* **WHAT YOU ARE ASKED TO DO**:
Pull out every line below containing the word "молнии".

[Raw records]
+ + + + +

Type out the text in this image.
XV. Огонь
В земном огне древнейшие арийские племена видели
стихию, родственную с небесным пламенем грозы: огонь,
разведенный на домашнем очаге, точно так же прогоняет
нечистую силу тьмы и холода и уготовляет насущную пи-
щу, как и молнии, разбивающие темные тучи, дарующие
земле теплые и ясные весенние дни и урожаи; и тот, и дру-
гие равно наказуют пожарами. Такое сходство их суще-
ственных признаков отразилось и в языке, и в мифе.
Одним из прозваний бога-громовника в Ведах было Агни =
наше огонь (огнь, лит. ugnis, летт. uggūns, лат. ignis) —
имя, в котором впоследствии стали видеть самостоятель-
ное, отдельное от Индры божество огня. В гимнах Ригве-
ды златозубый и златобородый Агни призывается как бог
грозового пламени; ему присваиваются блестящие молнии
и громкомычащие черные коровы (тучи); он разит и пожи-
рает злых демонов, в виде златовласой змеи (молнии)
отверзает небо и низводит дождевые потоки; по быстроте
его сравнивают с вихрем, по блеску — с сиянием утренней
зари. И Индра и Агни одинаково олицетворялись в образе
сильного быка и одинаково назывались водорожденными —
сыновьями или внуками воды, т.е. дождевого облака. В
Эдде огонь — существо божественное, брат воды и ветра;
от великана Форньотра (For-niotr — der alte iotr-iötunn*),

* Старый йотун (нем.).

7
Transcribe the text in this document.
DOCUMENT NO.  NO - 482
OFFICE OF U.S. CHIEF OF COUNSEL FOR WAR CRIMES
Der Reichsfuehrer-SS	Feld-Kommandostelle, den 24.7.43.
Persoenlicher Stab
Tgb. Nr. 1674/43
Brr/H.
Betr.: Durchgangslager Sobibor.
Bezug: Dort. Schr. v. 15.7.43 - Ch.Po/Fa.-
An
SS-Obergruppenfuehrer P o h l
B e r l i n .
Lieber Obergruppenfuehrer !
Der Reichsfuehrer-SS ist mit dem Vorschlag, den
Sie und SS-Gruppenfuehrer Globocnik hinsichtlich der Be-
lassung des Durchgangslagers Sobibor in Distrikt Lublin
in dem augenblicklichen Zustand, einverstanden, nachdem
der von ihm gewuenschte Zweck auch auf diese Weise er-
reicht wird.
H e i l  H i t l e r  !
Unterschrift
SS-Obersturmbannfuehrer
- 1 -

+ + + + +

* **IN RESPONSE**:
щу, как и молнии, разбивающие темные тучи, дарующие
грозового пламени; ему присваиваются блестящие молнии
рает злых демонов, в виде златовласой змеи (молнии)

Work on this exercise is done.